→ **Brief**:
Write out the full set of records below exactly.

→ **Data**:
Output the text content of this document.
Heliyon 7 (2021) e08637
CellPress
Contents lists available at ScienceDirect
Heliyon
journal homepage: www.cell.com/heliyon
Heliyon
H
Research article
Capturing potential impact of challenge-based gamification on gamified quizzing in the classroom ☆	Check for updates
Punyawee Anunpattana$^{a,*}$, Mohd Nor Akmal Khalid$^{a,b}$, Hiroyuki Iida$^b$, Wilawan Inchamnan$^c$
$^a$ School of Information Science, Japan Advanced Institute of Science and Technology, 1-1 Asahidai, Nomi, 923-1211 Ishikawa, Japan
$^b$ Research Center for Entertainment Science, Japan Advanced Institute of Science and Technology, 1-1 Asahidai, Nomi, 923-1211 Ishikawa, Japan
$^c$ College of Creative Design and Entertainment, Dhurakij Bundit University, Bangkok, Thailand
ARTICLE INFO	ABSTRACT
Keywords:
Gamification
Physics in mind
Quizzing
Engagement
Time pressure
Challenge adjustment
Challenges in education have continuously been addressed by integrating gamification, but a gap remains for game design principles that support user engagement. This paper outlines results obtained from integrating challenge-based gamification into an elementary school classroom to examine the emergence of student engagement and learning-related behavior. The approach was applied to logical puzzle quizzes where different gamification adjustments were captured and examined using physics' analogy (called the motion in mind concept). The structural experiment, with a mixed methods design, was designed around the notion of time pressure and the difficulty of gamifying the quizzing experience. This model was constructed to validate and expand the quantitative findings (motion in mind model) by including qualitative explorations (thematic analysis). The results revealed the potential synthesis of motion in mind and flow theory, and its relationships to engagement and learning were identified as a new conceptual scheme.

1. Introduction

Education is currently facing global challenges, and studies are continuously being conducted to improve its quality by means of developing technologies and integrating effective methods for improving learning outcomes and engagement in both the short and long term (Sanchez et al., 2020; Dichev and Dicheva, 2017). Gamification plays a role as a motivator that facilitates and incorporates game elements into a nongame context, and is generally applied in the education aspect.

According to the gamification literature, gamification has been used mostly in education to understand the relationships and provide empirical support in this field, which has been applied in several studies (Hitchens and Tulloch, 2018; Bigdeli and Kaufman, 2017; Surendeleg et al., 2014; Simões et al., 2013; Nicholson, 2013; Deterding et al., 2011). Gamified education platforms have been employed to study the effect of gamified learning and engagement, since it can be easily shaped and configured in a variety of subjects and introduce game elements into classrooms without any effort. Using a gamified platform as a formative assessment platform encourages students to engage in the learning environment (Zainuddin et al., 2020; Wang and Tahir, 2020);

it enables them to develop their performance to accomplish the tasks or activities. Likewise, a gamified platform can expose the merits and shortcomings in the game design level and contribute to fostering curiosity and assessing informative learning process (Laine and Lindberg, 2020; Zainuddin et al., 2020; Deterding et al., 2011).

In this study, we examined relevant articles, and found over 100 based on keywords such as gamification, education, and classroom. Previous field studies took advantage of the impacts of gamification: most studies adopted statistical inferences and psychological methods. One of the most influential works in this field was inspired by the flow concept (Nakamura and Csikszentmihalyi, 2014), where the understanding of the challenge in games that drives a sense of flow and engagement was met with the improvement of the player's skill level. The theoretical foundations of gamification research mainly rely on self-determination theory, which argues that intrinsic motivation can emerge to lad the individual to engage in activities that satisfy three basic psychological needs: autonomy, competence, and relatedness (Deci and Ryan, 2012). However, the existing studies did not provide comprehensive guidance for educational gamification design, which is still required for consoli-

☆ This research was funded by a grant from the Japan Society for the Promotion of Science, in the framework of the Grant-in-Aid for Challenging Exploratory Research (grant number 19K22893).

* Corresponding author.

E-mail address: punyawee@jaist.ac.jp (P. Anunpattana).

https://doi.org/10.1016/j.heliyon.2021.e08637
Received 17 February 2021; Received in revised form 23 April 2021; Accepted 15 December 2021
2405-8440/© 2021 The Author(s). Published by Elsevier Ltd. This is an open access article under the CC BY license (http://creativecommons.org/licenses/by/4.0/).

→ **Completed exercise**:
Output the text content of this document.
Heliyon 7 (2021) e08637
CellPress
Contents lists available at ScienceDirect
Heliyon
journal homepage: www.cell.com/heliyon
Heliyon
H
Research article
Capturing potential impact of challenge-based gamification on gamified quizzing in the classroom ☆	Check for updates
Punyawee Anunpattana$^{a,*}$, Mohd Nor Akmal Khalid$^{a,b}$, Hiroyuki Iida$^b$, Wilawan Inchamnan$^c$
$^a$ School of Information Science, Japan Advanced Institute of Science and Technology, 1-1 Asahidai, Nomi, 923-1211 Ishikawa, Japan
$^b$ Research Center for Entertainment Science, Japan Advanced Institute of Science and Technology, 1-1 Asahidai, Nomi, 923-1211 Ishikawa, Japan
$^c$ College of Creative Design and Entertainment, Dhurakij Bundit University, Bangkok, Thailand
ARTICLE INFO	ABSTRACT
Keywords:
Gamification
Physics in mind
Quizzing
Engagement
Time pressure
Challenge adjustment
Challenges in education have continuously been addressed by integrating gamification, but a gap remains for game design principles that support user engagement. This paper outlines results obtained from integrating challenge-based gamification into an elementary school classroom to examine the emergence of student engagement and learning-related behavior. The approach was applied to logical puzzle quizzes where different gamification adjustments were captured and examined using physics' analogy (called the motion in mind concept). The structural experiment, with a mixed methods design, was designed around the notion of time pressure and the difficulty of gamifying the quizzing experience. This model was constructed to validate and expand the quantitative findings (motion in mind model) by including qualitative explorations (thematic analysis). The results revealed the potential synthesis of motion in mind and flow theory, and its relationships to engagement and learning were identified as a new conceptual scheme.

1. Introduction

Education is currently facing global challenges, and studies are continuously being conducted to improve its quality by means of developing technologies and integrating effective methods for improving learning outcomes and engagement in both the short and long term (Sanchez et al., 2020; Dichev and Dicheva, 2017). Gamification plays a role as a motivator that facilitates and incorporates game elements into a nongame context, and is generally applied in the education aspect.

According to the gamification literature, gamification has been used mostly in education to understand the relationships and provide empirical support in this field, which has been applied in several studies (Hitchens and Tulloch, 2018; Bigdeli and Kaufman, 2017; Surendeleg et al., 2014; Simões et al., 2013; Nicholson, 2013; Deterding et al., 2011). Gamified education platforms have been employed to study the effect of gamified learning and engagement, since it can be easily shaped and configured in a variety of subjects and introduce game elements into classrooms without any effort. Using a gamified platform as a formative assessment platform encourages students to engage in the learning environment (Zainuddin et al., 2020; Wang and Tahir, 2020);

it enables them to develop their performance to accomplish the tasks or activities. Likewise, a gamified platform can expose the merits and shortcomings in the game design level and contribute to fostering curiosity and assessing informative learning process (Laine and Lindberg, 2020; Zainuddin et al., 2020; Deterding et al., 2011).

In this study, we examined relevant articles, and found over 100 based on keywords such as gamification, education, and classroom. Previous field studies took advantage of the impacts of gamification: most studies adopted statistical inferences and psychological methods. One of the most influential works in this field was inspired by the flow concept (Nakamura and Csikszentmihalyi, 2014), where the understanding of the challenge in games that drives a sense of flow and engagement was met with the improvement of the player's skill level. The theoretical foundations of gamification research mainly rely on self-determination theory, which argues that intrinsic motivation can emerge to lad the individual to engage in activities that satisfy three basic psychological needs: autonomy, competence, and relatedness (Deci and Ryan, 2012). However, the existing studies did not provide comprehensive guidance for educational gamification design, which is still required for consoli-

☆ This research was funded by a grant from the Japan Society for the Promotion of Science, in the framework of the Grant-in-Aid for Challenging Exploratory Research (grant number 19K22893).

* Corresponding author.

E-mail address: punyawee@jaist.ac.jp (P. Anunpattana).

https://doi.org/10.1016/j.heliyon.2021.e08637
Received 17 February 2021; Received in revised form 23 April 2021; Accepted 15 December 2021
2405-8440/© 2021 The Author(s). Published by Elsevier Ltd. This is an open access article under the CC BY license (http://creativecommons.org/licenses/by/4.0/).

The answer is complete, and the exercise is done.